- Problem to work on
Output every line of the entries from the line containing "Decode this image" through the last, exactly, with no other content.

[START]

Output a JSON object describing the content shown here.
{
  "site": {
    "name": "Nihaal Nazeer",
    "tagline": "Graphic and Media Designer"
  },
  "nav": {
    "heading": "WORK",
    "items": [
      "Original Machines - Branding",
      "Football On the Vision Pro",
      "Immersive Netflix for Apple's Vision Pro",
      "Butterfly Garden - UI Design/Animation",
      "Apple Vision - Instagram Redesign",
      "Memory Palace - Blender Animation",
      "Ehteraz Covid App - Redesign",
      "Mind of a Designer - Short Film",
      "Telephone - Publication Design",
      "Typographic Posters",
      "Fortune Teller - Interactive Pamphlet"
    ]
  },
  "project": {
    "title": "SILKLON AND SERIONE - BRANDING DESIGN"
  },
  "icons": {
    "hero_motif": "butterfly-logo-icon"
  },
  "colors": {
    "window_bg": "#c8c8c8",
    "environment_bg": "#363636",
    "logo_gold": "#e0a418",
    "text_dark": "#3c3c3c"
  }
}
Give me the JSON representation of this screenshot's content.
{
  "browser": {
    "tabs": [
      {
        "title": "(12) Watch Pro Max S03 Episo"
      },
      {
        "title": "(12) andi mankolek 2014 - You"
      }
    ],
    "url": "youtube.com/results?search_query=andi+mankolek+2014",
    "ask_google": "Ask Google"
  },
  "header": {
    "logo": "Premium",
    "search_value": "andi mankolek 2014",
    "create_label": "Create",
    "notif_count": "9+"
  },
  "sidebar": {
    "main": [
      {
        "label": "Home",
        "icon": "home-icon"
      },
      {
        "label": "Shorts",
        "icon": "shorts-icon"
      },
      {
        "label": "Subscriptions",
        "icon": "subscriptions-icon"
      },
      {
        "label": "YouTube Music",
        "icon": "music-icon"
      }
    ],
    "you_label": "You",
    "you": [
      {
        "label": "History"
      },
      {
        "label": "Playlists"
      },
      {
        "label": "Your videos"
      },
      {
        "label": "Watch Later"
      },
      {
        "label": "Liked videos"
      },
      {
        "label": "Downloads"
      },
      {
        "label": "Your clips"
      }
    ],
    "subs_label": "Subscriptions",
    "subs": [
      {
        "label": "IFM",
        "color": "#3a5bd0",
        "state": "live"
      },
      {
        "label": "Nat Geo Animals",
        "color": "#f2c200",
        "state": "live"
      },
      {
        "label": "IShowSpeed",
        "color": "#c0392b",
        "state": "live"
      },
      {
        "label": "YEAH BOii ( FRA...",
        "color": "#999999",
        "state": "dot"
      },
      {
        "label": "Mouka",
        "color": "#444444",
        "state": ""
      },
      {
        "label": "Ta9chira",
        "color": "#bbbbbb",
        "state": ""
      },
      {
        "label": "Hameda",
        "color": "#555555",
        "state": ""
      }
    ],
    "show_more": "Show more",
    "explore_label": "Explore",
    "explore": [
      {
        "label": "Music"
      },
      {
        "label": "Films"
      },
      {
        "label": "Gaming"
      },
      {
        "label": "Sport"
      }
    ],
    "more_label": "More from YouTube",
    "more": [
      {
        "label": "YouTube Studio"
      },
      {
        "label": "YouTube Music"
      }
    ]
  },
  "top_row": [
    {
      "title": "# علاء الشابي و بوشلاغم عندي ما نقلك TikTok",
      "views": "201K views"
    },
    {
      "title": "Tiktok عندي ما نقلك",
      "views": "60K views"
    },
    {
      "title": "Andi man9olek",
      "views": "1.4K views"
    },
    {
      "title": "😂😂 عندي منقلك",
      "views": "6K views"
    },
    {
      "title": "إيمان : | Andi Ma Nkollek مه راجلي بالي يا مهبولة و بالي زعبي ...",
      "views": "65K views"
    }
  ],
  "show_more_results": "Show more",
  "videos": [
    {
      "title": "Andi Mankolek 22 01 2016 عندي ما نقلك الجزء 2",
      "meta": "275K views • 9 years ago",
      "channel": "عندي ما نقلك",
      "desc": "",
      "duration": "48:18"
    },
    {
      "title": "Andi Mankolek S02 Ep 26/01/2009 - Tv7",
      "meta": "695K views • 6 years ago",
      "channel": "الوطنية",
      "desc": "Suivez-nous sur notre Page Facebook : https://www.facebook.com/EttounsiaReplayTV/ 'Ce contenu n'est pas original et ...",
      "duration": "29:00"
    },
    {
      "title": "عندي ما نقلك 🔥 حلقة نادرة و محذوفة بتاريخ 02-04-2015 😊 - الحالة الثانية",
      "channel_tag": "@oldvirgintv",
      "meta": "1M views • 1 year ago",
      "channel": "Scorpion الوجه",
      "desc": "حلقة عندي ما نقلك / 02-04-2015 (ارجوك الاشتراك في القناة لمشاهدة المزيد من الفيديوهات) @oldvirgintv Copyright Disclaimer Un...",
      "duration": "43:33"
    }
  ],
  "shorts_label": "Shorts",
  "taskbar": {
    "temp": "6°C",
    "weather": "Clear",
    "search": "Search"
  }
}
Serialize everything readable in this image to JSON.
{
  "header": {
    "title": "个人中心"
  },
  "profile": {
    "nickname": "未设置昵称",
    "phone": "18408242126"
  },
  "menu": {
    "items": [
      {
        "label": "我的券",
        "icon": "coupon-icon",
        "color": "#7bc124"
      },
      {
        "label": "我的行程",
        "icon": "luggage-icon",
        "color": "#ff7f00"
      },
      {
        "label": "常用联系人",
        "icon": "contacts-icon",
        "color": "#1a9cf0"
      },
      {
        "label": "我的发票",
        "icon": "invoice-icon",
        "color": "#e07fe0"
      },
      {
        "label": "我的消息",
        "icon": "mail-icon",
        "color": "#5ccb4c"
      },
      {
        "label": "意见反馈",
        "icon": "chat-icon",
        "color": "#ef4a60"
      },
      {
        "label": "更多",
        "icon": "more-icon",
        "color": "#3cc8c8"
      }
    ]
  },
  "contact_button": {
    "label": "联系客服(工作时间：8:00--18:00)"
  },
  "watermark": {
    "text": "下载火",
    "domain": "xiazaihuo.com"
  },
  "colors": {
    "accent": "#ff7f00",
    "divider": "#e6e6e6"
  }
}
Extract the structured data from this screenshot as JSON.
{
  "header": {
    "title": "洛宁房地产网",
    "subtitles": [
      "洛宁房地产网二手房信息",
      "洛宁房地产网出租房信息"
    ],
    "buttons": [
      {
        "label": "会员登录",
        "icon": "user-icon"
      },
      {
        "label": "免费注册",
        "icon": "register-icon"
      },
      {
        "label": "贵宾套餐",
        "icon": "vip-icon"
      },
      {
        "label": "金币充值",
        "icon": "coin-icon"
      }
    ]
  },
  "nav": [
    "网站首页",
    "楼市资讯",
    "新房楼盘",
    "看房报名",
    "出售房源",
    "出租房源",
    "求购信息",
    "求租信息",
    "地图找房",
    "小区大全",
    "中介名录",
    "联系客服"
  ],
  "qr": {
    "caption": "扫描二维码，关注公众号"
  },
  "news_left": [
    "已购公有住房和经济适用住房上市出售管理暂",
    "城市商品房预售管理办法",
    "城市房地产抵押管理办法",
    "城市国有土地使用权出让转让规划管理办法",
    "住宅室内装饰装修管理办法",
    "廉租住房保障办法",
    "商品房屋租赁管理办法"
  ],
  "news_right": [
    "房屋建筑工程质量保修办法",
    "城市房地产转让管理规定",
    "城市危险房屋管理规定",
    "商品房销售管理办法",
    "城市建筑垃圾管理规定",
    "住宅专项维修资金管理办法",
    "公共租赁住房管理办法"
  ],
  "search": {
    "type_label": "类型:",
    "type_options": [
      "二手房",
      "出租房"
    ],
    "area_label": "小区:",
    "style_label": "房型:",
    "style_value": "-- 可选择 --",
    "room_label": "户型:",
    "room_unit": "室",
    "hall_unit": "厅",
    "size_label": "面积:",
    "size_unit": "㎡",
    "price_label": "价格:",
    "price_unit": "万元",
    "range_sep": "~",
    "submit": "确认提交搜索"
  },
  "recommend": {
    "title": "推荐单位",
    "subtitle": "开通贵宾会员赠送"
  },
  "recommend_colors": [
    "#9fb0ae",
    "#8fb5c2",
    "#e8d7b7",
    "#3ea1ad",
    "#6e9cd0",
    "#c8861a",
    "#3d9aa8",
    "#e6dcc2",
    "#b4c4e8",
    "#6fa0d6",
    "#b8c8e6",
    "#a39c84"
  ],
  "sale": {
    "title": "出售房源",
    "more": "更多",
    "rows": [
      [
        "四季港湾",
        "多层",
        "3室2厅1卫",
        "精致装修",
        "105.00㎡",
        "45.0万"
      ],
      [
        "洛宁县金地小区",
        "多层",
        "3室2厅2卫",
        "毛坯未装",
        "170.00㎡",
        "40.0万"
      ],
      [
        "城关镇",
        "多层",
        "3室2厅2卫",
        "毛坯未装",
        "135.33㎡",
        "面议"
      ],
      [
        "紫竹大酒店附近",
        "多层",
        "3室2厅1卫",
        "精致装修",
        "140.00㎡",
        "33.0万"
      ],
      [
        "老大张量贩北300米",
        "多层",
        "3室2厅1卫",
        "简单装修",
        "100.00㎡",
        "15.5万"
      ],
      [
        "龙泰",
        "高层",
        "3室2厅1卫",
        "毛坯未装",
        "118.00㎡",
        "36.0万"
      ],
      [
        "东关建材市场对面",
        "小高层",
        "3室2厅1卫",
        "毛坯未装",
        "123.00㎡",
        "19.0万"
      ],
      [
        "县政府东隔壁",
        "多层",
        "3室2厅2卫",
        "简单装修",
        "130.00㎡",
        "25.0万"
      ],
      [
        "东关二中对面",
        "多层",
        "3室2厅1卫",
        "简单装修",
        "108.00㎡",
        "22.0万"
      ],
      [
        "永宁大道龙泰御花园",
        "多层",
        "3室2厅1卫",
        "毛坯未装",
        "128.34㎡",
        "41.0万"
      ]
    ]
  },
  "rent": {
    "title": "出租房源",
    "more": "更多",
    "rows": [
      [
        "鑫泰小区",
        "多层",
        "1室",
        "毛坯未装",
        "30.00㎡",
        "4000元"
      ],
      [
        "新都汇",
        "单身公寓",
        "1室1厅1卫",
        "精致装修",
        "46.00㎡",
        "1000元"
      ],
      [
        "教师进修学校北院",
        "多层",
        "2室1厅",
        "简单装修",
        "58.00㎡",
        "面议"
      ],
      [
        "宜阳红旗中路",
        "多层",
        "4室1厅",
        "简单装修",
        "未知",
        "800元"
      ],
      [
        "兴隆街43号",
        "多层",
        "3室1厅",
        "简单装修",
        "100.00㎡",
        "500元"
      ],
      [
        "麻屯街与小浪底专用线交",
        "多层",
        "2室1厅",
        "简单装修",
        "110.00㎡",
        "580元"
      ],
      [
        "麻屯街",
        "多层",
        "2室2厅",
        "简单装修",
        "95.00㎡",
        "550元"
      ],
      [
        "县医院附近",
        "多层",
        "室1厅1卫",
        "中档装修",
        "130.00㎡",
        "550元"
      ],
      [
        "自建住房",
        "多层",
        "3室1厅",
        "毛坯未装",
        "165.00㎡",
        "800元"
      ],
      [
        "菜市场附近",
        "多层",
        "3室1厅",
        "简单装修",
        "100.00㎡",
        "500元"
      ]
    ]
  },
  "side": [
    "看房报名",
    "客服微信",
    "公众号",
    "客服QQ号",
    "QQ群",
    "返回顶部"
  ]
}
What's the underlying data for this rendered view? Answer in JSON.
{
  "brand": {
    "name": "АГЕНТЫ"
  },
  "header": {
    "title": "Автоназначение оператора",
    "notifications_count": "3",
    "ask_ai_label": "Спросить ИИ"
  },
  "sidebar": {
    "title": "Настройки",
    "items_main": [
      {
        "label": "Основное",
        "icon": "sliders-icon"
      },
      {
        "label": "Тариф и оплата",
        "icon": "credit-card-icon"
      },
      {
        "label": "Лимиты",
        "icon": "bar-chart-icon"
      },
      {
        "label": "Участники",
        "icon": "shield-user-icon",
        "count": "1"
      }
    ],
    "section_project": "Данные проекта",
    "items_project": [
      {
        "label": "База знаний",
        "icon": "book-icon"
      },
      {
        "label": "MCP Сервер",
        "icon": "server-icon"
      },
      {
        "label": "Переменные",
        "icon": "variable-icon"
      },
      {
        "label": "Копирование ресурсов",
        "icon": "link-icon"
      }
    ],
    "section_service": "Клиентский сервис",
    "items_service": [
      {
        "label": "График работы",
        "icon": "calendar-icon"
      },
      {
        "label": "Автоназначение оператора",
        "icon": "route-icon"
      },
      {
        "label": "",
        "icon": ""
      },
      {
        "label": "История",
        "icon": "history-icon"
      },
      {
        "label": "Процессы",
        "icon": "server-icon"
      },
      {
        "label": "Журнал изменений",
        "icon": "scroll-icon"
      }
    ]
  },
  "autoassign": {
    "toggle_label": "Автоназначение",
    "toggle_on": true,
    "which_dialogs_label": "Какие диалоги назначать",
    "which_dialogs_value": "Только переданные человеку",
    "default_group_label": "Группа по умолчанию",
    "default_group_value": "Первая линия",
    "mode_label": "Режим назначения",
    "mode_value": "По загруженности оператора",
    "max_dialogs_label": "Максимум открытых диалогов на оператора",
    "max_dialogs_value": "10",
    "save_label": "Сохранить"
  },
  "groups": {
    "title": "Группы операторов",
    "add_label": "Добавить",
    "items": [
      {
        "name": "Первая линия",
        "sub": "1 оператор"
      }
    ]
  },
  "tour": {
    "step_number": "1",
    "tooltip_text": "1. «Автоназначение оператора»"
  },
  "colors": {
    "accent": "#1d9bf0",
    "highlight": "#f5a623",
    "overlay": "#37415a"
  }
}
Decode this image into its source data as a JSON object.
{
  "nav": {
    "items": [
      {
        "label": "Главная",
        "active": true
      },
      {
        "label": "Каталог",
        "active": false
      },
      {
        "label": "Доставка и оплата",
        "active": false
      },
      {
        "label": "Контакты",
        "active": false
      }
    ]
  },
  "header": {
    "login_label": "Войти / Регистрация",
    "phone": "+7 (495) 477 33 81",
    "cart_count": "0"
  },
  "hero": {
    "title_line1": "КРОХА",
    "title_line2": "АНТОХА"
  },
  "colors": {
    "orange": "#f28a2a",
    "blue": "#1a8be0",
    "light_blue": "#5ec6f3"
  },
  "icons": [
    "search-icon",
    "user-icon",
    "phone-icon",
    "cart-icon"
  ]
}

[END]

- Written solution
Decode this image into its source data as a JSON object.
{
  "nav": {
    "items": [
      {
        "label": "Главная",
        "active": true
      },
      {
        "label": "Каталог",
        "active": false
      },
      {
        "label": "Доставка и оплата",
        "active": false
      },
      {
        "label": "Контакты",
        "active": false
      }
    ]
  },
  "header": {
    "login_label": "Войти / Регистрация",
    "phone": "+7 (495) 477 33 81",
    "cart_count": "0"
  },
  "hero": {
    "title_line1": "КРОХА",
    "title_line2": "АНТОХА"
  },
  "colors": {
    "orange": "#f28a2a",
    "blue": "#1a8be0",
    "light_blue": "#5ec6f3"
  },
  "icons": [
    "search-icon",
    "user-icon",
    "phone-icon",
    "cart-icon"
  ]
}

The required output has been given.